Le Caire, juin 2011. Quatre mois
après la « révolution » de janvier,
la capitale égyptienne reste égale à
elle-même et à sa réputation :
embouteillages permanents, concert
ininterrompu de klaxons,
rugissements de moteurs, radios
poussées à fond et invectives
colorées de conducteurs stressés ;
dans ce maelstrom, traverser la rue
est toujours synonyme de risque
sérieux. Au coucher du soleil et
jusque tard dans la nuit les
Cairotes sortent se promener pour
profiter d’une fraicheur relative
particulièrement agréable après une
longue journée caniculaire. Les
rôtisseurs, Chawarma et Koufta, et
les glaciers sur la rue Talaat Harb
sont comme partout pris d’assaut par
des jeunes, des moins jeunes, des
femmes en hidjab ou sans foulard et
des nuées d’enfants. La foule est
détendue et les sourires ne sont pas
rares. Les conditions restent
difficiles, mais les Égyptiens
vivent le nouveau cours de leur
histoire dans la décontraction et la
bonne humeur. Cette même rue Talaat
Harb avait pourtant vu des scènes de
grande violence lors des journées de
janvier fatidiques au vieux
dictateur Hosni Moubarak, au pouvoir
depuis trente ans.

++++++++++++++++++++

TÂCHE COURTE A
D'après l'extrait fourni, depuis combien de temps Hosni Moubarak était-il au pouvoir ?
Les lignes ci-dessous n'ont aucun rapport avec l'extrait fourni.

++++++++++++++++++++

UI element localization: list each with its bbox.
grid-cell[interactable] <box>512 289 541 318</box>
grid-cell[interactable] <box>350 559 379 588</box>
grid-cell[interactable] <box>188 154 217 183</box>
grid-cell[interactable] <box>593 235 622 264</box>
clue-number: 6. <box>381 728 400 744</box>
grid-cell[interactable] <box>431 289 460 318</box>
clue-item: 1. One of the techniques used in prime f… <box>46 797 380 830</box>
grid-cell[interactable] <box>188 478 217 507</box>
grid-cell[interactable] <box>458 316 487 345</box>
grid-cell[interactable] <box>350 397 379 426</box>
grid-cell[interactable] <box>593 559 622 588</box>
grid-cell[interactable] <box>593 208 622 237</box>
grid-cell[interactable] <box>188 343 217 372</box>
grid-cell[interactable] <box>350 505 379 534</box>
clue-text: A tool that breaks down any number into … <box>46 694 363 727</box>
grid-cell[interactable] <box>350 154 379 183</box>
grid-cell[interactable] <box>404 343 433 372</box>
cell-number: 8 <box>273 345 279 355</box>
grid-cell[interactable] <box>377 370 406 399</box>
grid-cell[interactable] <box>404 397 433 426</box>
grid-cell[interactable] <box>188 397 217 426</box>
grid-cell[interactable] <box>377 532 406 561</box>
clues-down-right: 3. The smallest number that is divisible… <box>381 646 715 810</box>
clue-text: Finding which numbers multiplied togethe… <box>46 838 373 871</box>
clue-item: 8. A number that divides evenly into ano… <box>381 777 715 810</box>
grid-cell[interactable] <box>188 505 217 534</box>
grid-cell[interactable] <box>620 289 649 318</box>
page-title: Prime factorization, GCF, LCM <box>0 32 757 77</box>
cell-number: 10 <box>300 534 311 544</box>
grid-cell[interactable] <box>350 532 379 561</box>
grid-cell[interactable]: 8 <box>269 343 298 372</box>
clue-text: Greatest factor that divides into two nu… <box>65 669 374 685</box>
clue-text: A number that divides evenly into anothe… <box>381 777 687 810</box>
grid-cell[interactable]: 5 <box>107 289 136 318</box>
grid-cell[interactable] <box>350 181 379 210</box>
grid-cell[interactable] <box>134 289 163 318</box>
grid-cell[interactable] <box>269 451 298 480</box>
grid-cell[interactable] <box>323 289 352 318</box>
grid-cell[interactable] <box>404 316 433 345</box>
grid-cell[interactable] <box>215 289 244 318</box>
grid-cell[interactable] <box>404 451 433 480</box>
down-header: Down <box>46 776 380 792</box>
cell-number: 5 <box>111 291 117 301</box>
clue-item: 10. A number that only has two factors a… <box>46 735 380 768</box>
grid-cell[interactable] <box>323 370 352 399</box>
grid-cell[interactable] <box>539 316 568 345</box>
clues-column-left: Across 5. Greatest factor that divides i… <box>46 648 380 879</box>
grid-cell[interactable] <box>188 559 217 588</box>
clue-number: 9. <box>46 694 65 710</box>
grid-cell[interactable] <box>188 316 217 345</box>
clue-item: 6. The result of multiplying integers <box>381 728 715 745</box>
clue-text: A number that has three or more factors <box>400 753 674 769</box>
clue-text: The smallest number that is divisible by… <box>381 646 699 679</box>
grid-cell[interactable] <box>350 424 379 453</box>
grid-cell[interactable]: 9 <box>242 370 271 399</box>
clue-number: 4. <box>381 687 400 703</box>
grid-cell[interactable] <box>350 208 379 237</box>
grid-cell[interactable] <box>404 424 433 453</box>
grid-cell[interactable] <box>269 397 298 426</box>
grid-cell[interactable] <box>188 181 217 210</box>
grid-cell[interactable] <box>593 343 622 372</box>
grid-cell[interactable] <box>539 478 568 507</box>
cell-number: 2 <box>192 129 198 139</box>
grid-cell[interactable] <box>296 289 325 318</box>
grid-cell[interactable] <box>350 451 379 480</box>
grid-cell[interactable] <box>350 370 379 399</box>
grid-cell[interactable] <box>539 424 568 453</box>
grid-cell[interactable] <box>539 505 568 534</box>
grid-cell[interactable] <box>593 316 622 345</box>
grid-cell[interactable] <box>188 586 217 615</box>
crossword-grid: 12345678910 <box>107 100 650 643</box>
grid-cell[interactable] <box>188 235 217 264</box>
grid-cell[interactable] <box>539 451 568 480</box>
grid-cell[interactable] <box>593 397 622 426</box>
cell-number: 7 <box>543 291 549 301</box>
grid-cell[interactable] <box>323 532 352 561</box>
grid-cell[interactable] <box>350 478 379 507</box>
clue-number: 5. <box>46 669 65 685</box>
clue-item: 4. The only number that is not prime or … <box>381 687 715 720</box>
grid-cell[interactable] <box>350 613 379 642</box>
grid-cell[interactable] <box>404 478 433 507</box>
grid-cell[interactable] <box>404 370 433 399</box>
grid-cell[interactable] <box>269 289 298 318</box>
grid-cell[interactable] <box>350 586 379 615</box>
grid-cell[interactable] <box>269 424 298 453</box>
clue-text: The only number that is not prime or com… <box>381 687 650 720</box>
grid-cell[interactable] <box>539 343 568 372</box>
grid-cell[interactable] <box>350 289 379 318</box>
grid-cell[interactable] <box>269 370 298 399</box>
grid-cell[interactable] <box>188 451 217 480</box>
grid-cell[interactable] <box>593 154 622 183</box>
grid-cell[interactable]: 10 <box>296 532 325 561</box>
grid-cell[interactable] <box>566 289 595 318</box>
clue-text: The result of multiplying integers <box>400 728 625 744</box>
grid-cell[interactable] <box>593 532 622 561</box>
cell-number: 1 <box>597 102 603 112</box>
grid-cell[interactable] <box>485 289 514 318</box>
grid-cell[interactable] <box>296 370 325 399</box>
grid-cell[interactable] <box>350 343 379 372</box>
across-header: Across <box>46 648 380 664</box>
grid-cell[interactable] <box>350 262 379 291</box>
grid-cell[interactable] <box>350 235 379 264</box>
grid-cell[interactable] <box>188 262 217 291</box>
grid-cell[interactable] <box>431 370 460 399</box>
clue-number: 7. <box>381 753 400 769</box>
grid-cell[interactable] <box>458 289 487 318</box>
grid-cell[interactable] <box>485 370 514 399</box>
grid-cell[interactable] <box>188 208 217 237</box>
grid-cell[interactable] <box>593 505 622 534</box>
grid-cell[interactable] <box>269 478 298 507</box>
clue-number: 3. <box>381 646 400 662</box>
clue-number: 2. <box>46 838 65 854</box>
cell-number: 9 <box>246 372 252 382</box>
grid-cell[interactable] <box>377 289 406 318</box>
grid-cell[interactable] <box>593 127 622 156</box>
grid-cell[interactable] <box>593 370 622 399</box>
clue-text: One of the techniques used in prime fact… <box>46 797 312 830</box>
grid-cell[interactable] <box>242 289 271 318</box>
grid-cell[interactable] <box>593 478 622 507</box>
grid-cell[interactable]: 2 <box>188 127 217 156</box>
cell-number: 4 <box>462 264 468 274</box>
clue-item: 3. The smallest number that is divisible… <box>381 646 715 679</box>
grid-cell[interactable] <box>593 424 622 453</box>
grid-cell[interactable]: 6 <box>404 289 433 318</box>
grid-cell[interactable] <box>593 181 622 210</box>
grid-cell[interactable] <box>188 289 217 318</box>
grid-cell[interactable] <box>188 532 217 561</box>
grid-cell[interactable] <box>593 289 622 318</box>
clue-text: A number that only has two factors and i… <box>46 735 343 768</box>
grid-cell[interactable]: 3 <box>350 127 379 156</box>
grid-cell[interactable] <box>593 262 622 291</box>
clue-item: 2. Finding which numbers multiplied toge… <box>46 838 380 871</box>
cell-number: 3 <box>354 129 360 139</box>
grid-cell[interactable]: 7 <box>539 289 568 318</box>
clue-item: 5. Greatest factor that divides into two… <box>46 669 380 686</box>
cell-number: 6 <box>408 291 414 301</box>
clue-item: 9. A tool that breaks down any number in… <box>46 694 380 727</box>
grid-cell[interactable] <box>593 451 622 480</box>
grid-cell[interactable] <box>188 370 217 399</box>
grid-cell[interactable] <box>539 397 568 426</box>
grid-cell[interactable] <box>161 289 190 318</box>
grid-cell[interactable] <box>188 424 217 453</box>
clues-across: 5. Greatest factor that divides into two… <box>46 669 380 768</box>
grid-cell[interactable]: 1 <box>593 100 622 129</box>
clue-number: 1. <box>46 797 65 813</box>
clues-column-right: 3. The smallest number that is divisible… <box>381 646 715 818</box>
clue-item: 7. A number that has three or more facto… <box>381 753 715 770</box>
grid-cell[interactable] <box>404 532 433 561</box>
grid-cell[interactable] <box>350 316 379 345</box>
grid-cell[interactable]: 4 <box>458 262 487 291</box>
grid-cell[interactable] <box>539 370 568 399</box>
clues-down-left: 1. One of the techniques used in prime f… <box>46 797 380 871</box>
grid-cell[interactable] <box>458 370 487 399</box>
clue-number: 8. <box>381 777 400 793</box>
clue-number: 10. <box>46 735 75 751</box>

++++++++++++++++++++

TÂCHE COURTE B
Recopiez fidèlement les lignes présentées ci-dessus, depuis leur toute première ligne jusqu'à celle qui contient « clues-down-right: 3. The », cette dernière comprise.

RÉPONSE ATTENDUE A
Depuis trente ans.

RÉPONSE ATTENDUE B
UI element localization: list each with its bbox.
grid-cell[interactable] <box>512 289 541 318</box>
grid-cell[interactable] <box>350 559 379 588</box>
grid-cell[interactable] <box>188 154 217 183</box>
grid-cell[interactable] <box>593 235 622 264</box>
clue-number: 6. <box>381 728 400 744</box>
grid-cell[interactable] <box>431 289 460 318</box>
clue-item: 1. One of the techniques used in prime f… <box>46 797 380 830</box>
grid-cell[interactable] <box>188 478 217 507</box>
grid-cell[interactable] <box>458 316 487 345</box>
grid-cell[interactable] <box>350 397 379 426</box>
grid-cell[interactable] <box>593 559 622 588</box>
grid-cell[interactable] <box>593 208 622 237</box>
grid-cell[interactable] <box>188 343 217 372</box>
grid-cell[interactable] <box>350 505 379 534</box>
clue-text: A tool that breaks down any number into … <box>46 694 363 727</box>
grid-cell[interactable] <box>350 154 379 183</box>
grid-cell[interactable] <box>404 343 433 372</box>
cell-number: 8 <box>273 345 279 355</box>
grid-cell[interactable] <box>377 370 406 399</box>
grid-cell[interactable] <box>404 397 433 426</box>
grid-cell[interactable] <box>188 397 217 426</box>
grid-cell[interactable] <box>377 532 406 561</box>
clues-down-right: 3. The smallest number that is divisible… <box>381 646 715 810</box>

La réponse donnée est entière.